Extract and list every line that contains the word "order".

PROVIDED RECORDS:
══════

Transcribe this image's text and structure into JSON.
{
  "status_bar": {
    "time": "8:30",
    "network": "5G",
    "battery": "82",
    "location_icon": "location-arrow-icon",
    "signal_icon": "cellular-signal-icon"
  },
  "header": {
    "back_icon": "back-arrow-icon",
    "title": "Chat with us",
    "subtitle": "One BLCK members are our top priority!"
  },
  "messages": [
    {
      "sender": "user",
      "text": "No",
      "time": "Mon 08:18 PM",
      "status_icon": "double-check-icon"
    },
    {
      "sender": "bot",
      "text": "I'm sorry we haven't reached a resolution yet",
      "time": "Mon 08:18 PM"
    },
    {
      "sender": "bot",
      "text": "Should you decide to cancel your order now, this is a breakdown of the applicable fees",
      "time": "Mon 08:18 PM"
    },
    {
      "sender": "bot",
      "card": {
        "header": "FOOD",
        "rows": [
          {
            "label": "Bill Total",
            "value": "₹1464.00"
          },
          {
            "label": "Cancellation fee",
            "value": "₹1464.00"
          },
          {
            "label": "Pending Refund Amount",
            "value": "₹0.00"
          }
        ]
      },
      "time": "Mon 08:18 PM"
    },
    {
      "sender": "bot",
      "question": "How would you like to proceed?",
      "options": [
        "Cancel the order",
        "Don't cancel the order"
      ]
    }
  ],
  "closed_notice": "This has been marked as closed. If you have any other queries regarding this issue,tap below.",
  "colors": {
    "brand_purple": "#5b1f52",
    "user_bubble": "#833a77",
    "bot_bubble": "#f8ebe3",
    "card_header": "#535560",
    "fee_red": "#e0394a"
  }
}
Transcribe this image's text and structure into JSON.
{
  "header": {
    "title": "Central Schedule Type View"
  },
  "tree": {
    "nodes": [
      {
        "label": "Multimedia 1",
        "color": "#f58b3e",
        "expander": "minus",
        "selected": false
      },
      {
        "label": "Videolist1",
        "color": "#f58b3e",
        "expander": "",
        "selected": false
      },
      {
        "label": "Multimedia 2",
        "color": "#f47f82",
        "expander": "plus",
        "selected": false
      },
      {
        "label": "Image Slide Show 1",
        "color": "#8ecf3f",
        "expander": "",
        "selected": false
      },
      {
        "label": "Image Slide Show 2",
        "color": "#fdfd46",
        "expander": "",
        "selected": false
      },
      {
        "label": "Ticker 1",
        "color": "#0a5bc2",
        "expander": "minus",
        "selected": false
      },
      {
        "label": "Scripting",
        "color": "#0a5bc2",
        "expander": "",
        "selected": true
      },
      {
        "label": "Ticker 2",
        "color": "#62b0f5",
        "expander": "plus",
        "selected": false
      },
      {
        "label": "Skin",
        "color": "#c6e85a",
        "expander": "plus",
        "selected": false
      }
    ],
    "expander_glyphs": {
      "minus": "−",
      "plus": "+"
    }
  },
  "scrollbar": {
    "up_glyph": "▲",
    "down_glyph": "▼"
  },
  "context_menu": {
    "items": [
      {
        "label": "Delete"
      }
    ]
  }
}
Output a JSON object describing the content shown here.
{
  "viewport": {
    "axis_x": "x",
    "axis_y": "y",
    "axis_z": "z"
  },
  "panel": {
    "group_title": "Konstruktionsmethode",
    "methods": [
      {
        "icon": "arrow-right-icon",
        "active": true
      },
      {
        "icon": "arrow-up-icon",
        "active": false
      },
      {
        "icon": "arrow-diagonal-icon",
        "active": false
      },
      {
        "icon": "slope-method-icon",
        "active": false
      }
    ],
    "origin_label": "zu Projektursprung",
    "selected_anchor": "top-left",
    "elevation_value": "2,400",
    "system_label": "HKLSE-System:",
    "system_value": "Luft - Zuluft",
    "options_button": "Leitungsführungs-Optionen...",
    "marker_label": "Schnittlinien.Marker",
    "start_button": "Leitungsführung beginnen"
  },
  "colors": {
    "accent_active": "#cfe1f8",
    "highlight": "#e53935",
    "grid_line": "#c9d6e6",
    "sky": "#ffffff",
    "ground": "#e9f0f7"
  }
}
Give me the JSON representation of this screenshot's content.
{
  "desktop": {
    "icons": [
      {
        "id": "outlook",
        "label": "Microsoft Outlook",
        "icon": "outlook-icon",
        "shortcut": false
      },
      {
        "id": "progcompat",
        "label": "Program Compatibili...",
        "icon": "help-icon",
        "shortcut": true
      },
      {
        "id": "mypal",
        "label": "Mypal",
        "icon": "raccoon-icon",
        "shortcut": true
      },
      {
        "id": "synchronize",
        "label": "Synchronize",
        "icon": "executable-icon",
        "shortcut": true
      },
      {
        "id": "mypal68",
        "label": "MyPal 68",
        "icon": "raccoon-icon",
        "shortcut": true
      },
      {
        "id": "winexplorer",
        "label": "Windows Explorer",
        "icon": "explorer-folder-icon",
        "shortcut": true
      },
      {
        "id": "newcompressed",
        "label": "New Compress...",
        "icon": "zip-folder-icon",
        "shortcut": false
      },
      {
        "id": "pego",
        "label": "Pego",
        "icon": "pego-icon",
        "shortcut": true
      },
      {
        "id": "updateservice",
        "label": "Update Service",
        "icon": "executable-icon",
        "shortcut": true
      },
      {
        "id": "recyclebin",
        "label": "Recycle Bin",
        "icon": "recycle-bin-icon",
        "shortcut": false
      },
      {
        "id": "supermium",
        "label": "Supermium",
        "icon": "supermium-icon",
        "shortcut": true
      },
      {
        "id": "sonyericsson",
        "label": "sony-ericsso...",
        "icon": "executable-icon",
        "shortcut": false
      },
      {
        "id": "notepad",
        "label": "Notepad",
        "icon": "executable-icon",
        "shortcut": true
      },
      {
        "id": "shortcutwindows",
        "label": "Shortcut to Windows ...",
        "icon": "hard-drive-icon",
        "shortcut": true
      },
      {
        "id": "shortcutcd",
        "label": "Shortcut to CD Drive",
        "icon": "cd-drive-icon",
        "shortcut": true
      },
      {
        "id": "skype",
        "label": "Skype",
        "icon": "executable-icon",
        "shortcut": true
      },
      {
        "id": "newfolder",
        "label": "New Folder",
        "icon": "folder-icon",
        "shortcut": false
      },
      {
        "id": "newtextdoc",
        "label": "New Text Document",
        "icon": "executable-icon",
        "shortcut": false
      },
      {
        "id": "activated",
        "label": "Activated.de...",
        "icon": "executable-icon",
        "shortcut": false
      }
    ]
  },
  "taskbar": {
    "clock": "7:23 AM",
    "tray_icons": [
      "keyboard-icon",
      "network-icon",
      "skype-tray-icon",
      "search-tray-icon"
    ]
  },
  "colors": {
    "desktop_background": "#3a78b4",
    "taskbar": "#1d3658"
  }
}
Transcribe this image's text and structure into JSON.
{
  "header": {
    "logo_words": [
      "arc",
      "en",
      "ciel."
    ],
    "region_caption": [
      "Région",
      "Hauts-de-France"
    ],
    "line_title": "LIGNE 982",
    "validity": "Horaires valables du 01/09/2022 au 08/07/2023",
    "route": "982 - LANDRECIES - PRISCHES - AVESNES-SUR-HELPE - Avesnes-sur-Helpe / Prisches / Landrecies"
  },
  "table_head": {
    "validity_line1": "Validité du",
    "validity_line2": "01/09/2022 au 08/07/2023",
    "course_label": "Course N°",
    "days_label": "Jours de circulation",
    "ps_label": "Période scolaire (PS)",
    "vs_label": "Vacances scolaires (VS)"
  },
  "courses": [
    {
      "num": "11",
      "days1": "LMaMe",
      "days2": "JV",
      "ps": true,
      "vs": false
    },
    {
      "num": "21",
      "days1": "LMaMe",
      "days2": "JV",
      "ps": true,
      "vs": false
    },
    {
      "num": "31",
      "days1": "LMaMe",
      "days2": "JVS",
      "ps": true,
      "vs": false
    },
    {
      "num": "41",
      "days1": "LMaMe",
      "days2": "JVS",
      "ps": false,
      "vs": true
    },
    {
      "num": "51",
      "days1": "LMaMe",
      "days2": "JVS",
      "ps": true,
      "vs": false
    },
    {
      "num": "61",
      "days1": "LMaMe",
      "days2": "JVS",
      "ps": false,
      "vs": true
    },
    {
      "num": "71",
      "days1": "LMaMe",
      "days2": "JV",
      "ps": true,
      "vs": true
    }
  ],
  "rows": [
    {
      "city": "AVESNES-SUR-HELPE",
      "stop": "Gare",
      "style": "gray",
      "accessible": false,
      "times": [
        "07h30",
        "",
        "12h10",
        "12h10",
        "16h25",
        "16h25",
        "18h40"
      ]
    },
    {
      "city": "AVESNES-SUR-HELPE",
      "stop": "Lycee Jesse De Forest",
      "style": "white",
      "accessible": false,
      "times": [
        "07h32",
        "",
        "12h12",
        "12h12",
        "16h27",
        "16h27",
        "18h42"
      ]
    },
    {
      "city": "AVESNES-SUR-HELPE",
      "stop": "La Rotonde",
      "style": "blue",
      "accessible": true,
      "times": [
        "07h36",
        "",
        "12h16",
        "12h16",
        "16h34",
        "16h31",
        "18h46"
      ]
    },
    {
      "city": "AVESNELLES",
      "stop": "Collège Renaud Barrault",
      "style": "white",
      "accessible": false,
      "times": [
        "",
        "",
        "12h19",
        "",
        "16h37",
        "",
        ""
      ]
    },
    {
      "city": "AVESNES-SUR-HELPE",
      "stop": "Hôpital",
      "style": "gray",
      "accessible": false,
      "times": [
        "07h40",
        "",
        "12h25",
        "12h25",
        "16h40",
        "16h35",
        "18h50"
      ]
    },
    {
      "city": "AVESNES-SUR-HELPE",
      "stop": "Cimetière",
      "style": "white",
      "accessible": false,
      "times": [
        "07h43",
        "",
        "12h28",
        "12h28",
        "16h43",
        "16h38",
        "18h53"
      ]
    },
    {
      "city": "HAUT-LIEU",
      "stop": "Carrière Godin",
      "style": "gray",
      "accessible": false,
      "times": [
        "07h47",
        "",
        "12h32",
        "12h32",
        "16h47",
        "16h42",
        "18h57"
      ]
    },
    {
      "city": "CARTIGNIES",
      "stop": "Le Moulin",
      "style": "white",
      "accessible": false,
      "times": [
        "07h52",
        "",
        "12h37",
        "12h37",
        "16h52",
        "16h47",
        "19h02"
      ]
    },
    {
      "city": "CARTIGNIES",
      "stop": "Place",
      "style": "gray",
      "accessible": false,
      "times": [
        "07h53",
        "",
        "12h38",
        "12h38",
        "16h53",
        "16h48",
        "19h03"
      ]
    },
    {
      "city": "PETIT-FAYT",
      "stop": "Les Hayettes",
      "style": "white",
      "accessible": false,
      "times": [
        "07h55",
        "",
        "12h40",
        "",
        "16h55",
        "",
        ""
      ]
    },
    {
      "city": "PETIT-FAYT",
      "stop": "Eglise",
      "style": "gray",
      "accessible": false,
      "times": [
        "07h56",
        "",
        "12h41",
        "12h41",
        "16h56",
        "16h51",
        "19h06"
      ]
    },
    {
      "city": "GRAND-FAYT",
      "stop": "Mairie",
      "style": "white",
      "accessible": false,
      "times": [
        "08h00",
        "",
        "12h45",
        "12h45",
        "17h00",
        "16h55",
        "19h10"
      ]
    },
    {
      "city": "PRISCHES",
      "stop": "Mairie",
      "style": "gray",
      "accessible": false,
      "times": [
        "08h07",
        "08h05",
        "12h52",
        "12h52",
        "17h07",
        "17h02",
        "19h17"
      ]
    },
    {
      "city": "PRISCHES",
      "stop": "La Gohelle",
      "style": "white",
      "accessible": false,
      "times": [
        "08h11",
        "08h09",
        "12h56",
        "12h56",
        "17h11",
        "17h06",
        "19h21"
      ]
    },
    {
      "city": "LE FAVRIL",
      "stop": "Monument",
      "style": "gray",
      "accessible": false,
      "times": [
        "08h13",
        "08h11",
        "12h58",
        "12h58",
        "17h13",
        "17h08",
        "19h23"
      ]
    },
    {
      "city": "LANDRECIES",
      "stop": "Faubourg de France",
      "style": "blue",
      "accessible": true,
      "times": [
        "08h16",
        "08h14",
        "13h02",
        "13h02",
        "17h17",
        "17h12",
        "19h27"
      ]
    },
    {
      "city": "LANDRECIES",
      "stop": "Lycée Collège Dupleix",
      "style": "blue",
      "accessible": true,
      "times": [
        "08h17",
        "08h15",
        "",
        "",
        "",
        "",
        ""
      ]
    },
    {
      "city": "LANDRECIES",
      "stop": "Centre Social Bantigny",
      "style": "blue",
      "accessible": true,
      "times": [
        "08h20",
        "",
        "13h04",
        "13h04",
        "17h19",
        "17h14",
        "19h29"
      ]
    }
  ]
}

══════

CORRECT OUTPUT:
      "text": "Should you decide to cancel your order now, this is a breakdown of the applicable fees",
        "Cancel the order",
        "Don't cancel the order"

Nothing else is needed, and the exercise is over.